PROVIDED TEXT>
2. The macro assumes that the first column contains text and the last
column contains integers (1-10 million). The intervening columns, if
any, are irrelevant and ignored.

Are you saying the data will be validated before running the macro? Or
are you saying you want the macro to validate the data?

By 'integer' do you mean whole numbers only? How do you want to handle
non integer values?
3. The macro assumes that the rows are sorted on the first column.

Are you saying the data will be sorted before running the macro? Or are
you saying you want the macro to check that the data is sorted? Or are
you saying you want the macro to actually do a sort?
4. The macro has a constant containing a list of invalid characters:

Const BadChars as String = "%$#@.&*"

No problem.
5. Step through the rows one at a time.

5a. If the text in first column contains any characters in BadChars,
skip that row and continue with the next row.

Could the row be deleted? (This would help make other tasks easier and
more efficiently done)
5b. If the text in the first column is the same as (exactly equal to)
the text in the previous row, add the integer value to the previous
integer value. That is, add up the integers for all rows with the same
text.

5c. If the text in the first column is different from the text in the
previous row, write out the previous text and integer values separated
by a tab character. Start a new counter.

Are you saying you want only a unique set of resulting data, 1 line per
value in col1? (ie: consolidated by col1 text)
Here's some sample input with 5 columns. We only care about the data in
columns 1 and 5.

AIM 1>
Echo the passage of the macro discussion between "4. The macro" and "(exactly equal to)", inclusive.

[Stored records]
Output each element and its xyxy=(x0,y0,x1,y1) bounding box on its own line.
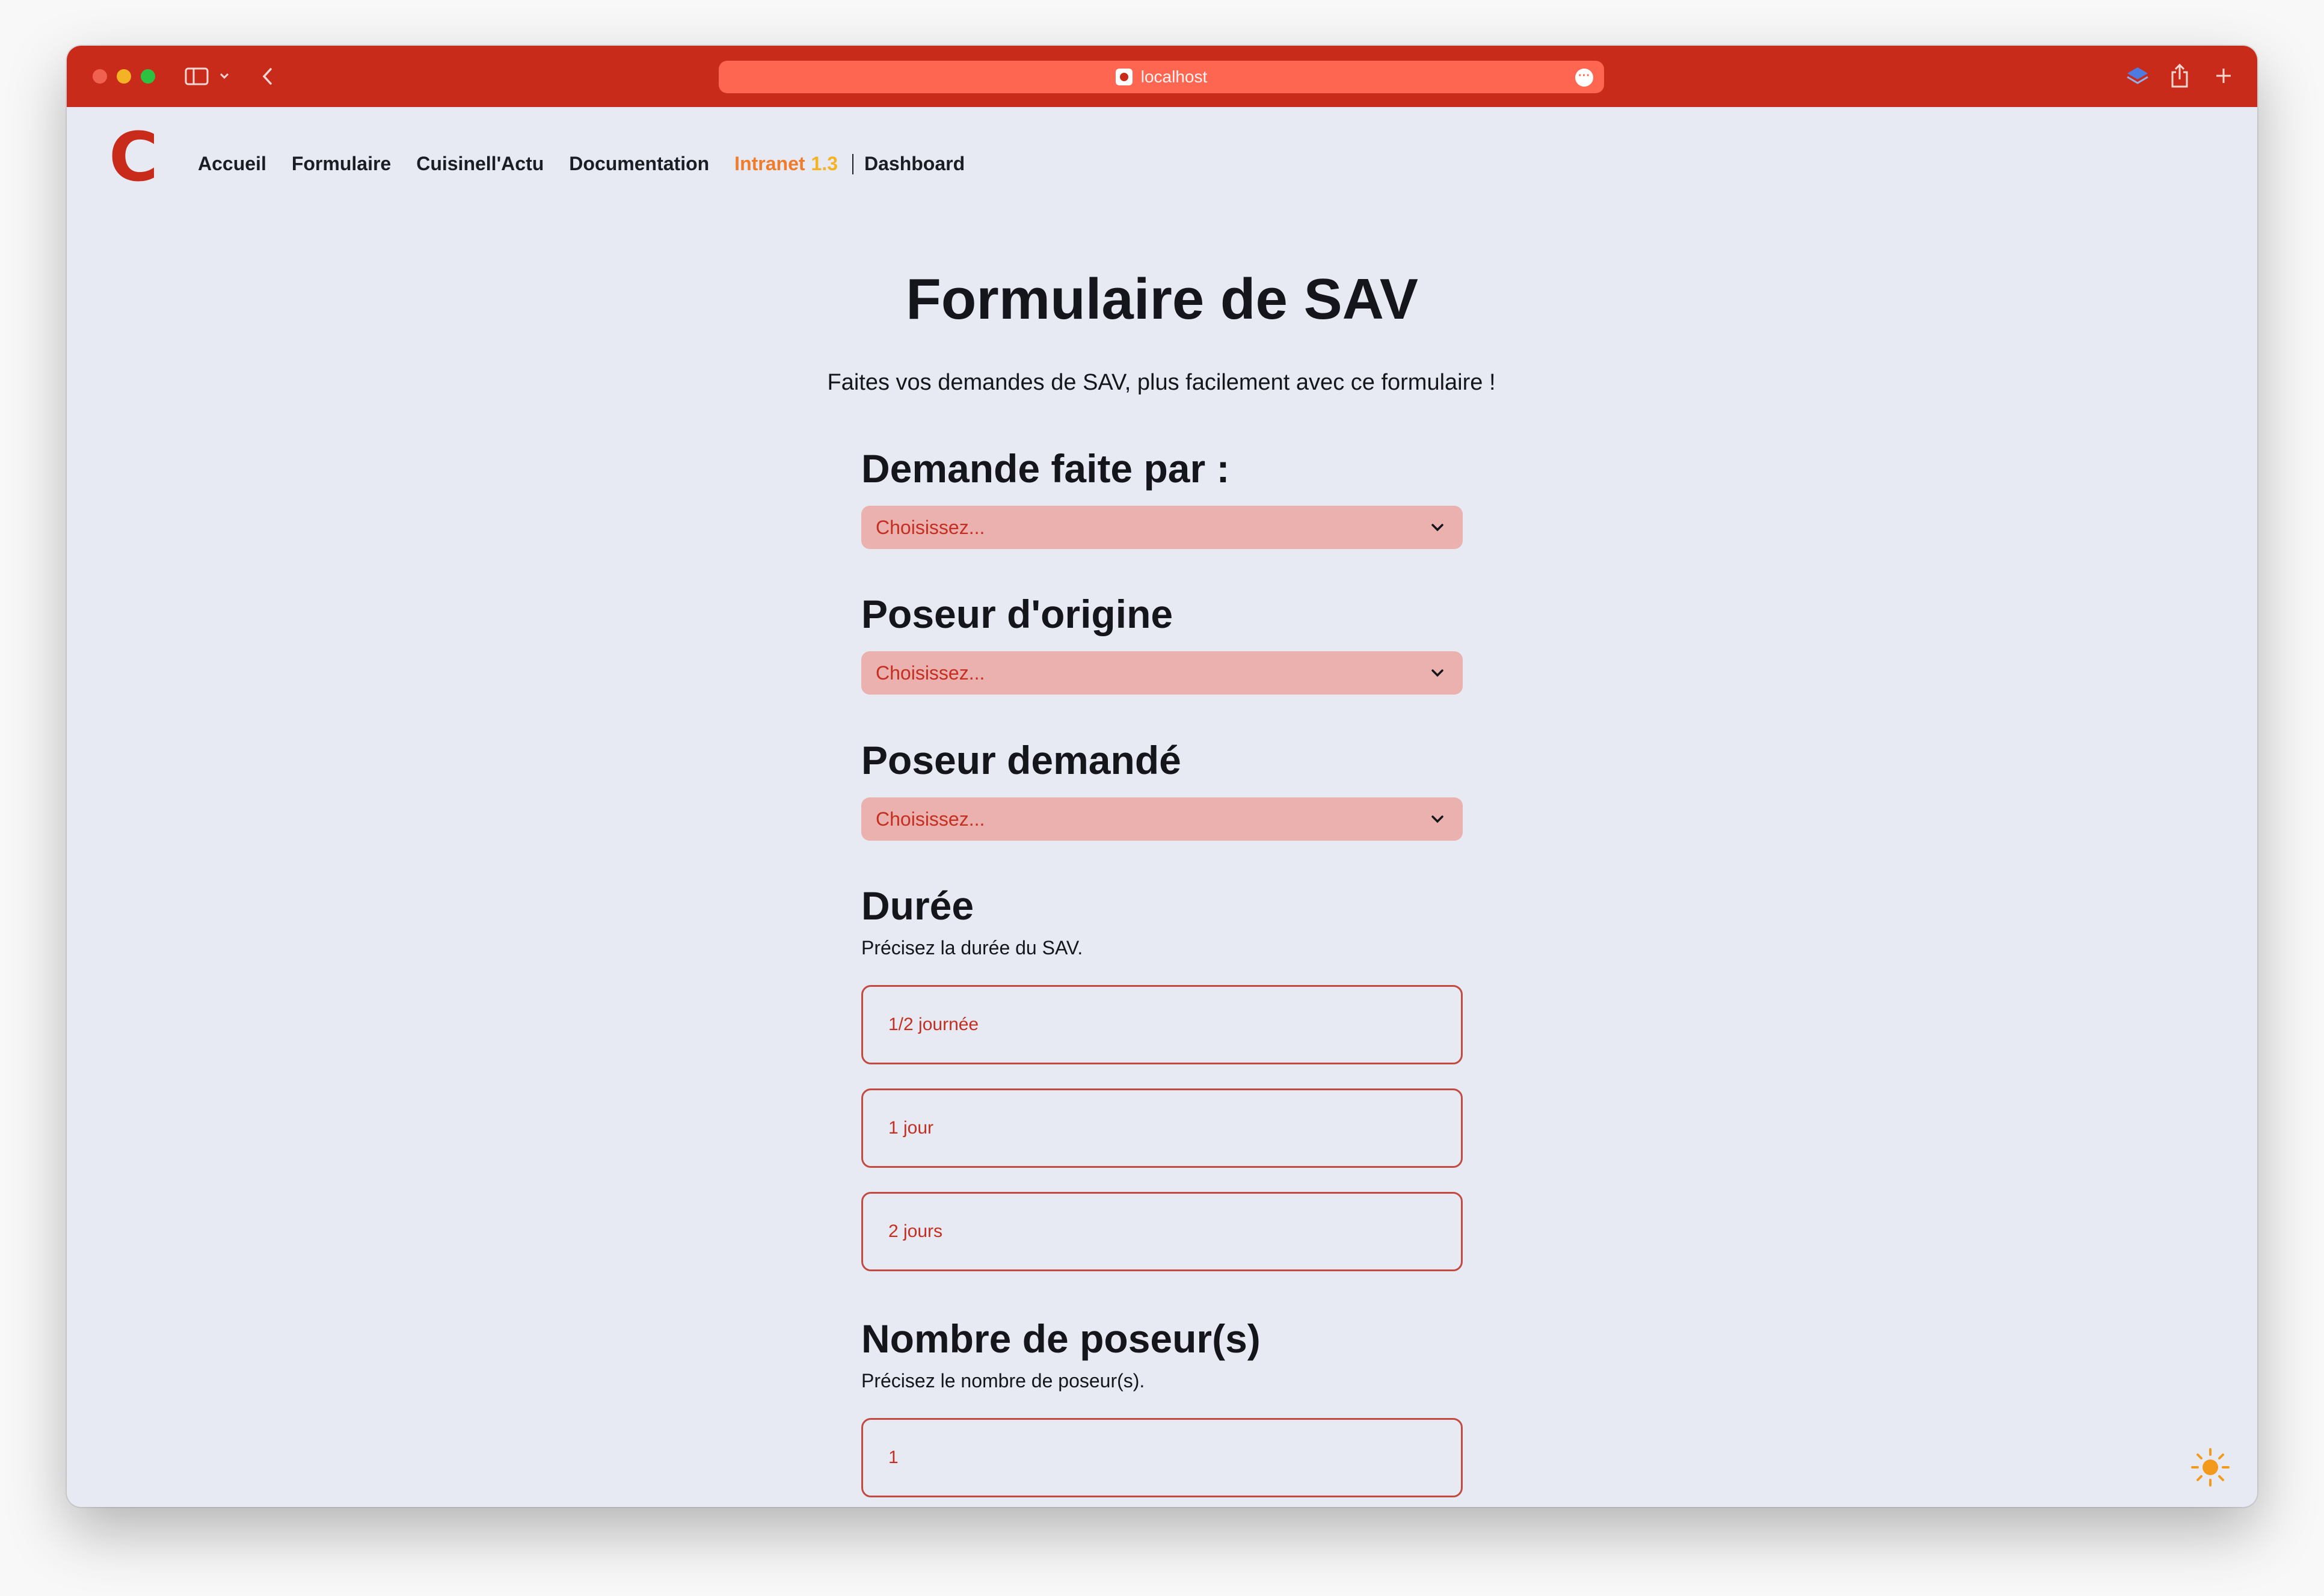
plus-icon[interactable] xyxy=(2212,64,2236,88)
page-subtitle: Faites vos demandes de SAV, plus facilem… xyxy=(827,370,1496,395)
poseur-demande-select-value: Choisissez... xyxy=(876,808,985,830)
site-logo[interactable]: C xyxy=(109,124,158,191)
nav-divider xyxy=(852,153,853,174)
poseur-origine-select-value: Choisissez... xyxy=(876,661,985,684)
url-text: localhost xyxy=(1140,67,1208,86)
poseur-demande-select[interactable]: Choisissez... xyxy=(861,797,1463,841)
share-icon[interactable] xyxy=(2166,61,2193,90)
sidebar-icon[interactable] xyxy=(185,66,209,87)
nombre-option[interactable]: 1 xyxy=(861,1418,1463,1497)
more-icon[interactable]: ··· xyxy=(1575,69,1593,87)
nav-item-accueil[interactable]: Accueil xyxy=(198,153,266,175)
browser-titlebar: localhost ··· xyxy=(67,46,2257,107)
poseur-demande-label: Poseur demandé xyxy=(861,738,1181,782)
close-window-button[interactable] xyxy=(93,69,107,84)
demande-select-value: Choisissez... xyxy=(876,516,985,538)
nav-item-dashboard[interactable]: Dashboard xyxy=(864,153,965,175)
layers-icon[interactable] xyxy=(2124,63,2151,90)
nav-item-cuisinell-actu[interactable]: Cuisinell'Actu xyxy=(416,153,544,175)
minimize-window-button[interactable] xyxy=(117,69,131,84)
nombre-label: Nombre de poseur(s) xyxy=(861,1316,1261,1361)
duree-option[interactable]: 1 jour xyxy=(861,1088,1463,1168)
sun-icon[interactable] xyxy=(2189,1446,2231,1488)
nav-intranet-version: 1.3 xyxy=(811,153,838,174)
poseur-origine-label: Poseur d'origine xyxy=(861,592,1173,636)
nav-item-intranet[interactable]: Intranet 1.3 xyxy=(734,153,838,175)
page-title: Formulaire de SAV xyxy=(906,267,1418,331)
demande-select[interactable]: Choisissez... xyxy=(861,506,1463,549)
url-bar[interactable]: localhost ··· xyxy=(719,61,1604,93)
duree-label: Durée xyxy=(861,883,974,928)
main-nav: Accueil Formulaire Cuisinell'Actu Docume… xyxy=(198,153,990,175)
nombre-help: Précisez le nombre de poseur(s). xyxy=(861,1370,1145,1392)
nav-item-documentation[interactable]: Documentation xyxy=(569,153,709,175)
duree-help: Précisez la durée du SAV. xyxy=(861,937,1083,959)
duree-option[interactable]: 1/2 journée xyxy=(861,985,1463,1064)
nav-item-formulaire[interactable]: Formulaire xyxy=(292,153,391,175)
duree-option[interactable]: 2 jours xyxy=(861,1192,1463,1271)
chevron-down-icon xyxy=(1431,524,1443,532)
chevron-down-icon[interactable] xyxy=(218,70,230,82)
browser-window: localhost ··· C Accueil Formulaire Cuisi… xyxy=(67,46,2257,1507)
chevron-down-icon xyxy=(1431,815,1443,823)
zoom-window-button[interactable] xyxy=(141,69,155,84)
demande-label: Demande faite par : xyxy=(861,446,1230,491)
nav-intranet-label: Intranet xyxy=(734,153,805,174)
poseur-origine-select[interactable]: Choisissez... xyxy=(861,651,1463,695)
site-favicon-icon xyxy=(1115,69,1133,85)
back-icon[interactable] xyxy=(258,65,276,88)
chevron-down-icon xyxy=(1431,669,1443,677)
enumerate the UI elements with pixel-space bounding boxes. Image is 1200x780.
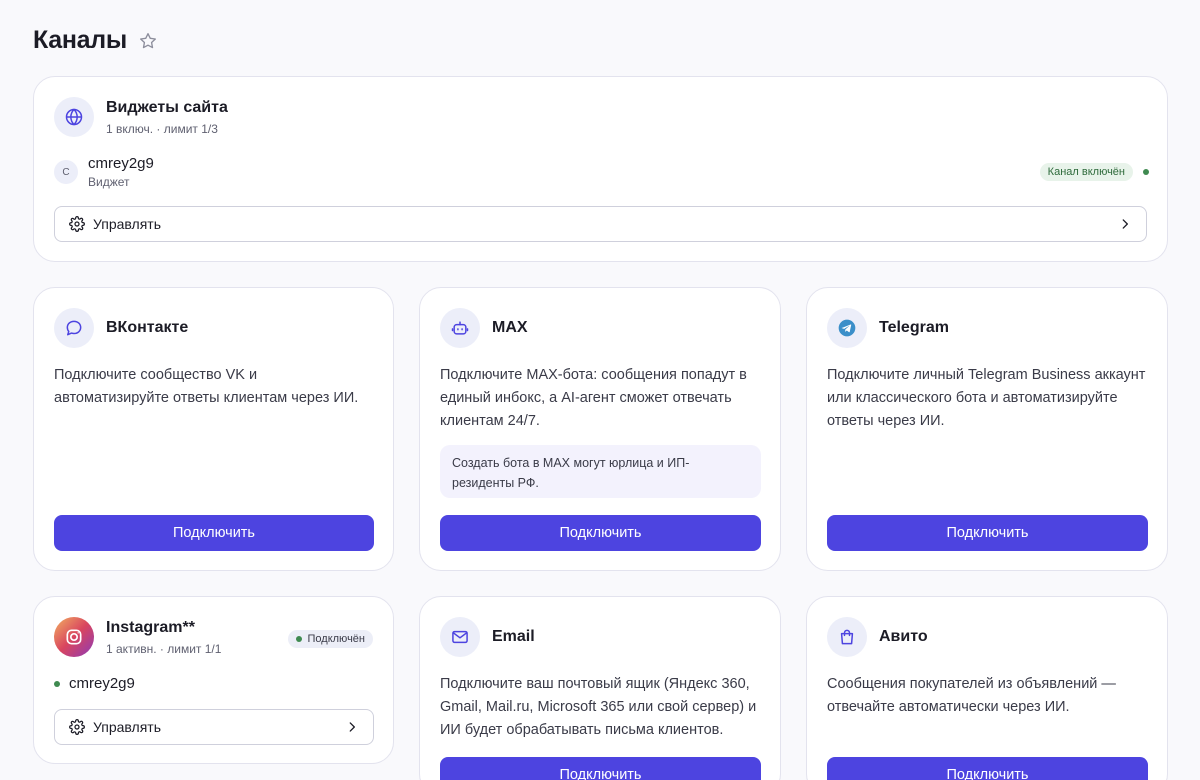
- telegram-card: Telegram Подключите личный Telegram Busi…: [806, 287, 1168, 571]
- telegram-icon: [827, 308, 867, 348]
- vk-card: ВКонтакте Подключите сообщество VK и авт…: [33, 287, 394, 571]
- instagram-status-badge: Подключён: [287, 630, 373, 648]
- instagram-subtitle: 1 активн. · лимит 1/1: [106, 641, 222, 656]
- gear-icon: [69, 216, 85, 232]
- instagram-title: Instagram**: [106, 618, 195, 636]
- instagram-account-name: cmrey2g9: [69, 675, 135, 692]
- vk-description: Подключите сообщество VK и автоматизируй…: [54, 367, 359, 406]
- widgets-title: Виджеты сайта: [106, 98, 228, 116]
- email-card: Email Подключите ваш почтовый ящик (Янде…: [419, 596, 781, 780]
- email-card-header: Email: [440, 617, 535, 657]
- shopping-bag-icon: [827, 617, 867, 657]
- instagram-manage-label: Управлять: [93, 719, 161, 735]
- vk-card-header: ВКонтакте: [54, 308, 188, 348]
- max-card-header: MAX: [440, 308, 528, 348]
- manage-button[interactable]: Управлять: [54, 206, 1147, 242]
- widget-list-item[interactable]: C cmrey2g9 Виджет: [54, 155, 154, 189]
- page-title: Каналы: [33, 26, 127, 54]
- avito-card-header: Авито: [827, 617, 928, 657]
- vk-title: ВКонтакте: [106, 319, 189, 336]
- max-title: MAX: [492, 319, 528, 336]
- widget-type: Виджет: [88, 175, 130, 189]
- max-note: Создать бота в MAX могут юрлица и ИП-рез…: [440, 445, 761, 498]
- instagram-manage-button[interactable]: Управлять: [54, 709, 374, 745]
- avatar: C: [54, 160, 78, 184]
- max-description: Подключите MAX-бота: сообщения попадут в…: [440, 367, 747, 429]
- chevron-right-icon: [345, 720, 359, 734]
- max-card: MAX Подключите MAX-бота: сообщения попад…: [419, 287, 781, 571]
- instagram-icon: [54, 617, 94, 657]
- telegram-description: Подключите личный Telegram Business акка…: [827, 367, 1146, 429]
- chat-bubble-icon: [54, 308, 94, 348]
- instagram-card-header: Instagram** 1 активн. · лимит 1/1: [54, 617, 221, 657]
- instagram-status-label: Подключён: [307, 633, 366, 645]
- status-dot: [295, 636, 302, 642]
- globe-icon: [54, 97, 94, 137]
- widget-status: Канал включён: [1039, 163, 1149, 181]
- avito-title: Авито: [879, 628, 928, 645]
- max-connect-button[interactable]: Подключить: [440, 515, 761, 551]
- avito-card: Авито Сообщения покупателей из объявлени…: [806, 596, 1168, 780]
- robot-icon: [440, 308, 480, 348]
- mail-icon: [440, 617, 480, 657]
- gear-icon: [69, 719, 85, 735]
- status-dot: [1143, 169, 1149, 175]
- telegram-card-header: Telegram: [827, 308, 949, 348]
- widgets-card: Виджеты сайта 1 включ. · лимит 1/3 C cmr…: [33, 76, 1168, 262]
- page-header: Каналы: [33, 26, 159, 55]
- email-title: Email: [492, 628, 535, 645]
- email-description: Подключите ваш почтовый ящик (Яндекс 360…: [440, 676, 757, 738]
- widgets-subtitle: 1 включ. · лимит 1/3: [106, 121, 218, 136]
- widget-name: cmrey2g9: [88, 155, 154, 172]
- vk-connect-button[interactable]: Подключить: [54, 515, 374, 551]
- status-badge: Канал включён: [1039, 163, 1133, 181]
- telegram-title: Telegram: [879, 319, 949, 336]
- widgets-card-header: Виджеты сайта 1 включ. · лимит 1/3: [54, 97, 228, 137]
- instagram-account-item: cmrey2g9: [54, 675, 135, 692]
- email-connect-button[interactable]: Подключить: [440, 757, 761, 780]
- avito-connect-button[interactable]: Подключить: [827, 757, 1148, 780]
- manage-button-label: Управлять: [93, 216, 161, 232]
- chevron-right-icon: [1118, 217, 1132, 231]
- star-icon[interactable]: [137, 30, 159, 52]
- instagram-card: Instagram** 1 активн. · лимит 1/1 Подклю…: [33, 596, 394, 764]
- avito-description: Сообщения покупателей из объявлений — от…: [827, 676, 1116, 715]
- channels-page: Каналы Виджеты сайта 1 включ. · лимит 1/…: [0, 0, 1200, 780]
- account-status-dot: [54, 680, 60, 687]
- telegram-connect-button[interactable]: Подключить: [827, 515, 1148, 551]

AIM 2>
Duplicate the lines of the stored records between the lines holding "plus-icon[interactable] xyxy=(2212,64,2236,88)" and "chevron-down-icon[interactable] xyxy=(218,70,230,82)", inclusive.

EXPECTED OUTPUT 1>
4. The macro has a constant containing a list of invalid characters:

Const BadChars as String = "%$#@.&*"

No problem.
5. Step through the rows one at a time.

5a. If the text in first column contains any characters in BadChars,
skip that row and continue with the next row.

Could the row be deleted? (This would help make other tasks easier and
more efficiently done)
5b. If the text in the first column is the same as (exactly equal to)

EXPECTED OUTPUT 2>
plus-icon[interactable] xyxy=(2212,64,2236,88)
page-subtitle: Faites vos demandes de SAV, plus facilem… xyxy=(827,370,1496,395)
poseur-demande-select-value: Choisissez... xyxy=(876,808,985,830)
site-logo[interactable]: C xyxy=(109,124,158,191)
nav-divider xyxy=(852,153,853,174)
poseur-origine-select-value: Choisissez... xyxy=(876,661,985,684)
url-text: localhost xyxy=(1140,67,1208,86)
poseur-demande-select[interactable]: Choisissez... xyxy=(861,797,1463,841)
share-icon[interactable] xyxy=(2166,61,2193,90)
sidebar-icon[interactable] xyxy=(185,66,209,87)
nombre-option[interactable]: 1 xyxy=(861,1418,1463,1497)
more-icon[interactable]: ··· xyxy=(1575,69,1593,87)
nav-item-accueil[interactable]: Accueil xyxy=(198,153,266,175)
browser-titlebar: localhost ··· xyxy=(67,46,2257,107)
poseur-demande-label: Poseur demandé xyxy=(861,738,1181,782)
close-window-button[interactable] xyxy=(93,69,107,84)
demande-select-value: Choisissez... xyxy=(876,516,985,538)
nav-item-dashboard[interactable]: Dashboard xyxy=(864,153,965,175)
layers-icon[interactable] xyxy=(2124,63,2151,90)
nav-item-cuisinell-actu[interactable]: Cuisinell'Actu xyxy=(416,153,544,175)
minimize-window-button[interactable] xyxy=(117,69,131,84)
nombre-label: Nombre de poseur(s) xyxy=(861,1316,1261,1361)
duree-option[interactable]: 1 jour xyxy=(861,1088,1463,1168)
sun-icon[interactable] xyxy=(2189,1446,2231,1488)
nav-intranet-version: 1.3 xyxy=(811,153,838,174)
poseur-origine-label: Poseur d'origine xyxy=(861,592,1173,636)
nav-item-intranet[interactable]: Intranet 1.3 xyxy=(734,153,838,175)
page-title: Formulaire de SAV xyxy=(906,267,1418,331)
demande-select[interactable]: Choisissez... xyxy=(861,506,1463,549)
url-bar[interactable]: localhost ··· xyxy=(719,61,1604,93)
duree-label: Durée xyxy=(861,883,974,928)
main-nav: Accueil Formulaire Cuisinell'Actu Docume… xyxy=(198,153,990,175)
nombre-help: Précisez le nombre de poseur(s). xyxy=(861,1370,1145,1392)
nav-item-documentation[interactable]: Documentation xyxy=(569,153,709,175)
duree-help: Précisez la durée du SAV. xyxy=(861,937,1083,959)
duree-option[interactable]: 1/2 journée xyxy=(861,985,1463,1064)
nav-item-formulaire[interactable]: Formulaire xyxy=(292,153,391,175)
duree-option[interactable]: 2 jours xyxy=(861,1192,1463,1271)
chevron-down-icon xyxy=(1431,524,1443,532)
chevron-down-icon[interactable] xyxy=(218,70,230,82)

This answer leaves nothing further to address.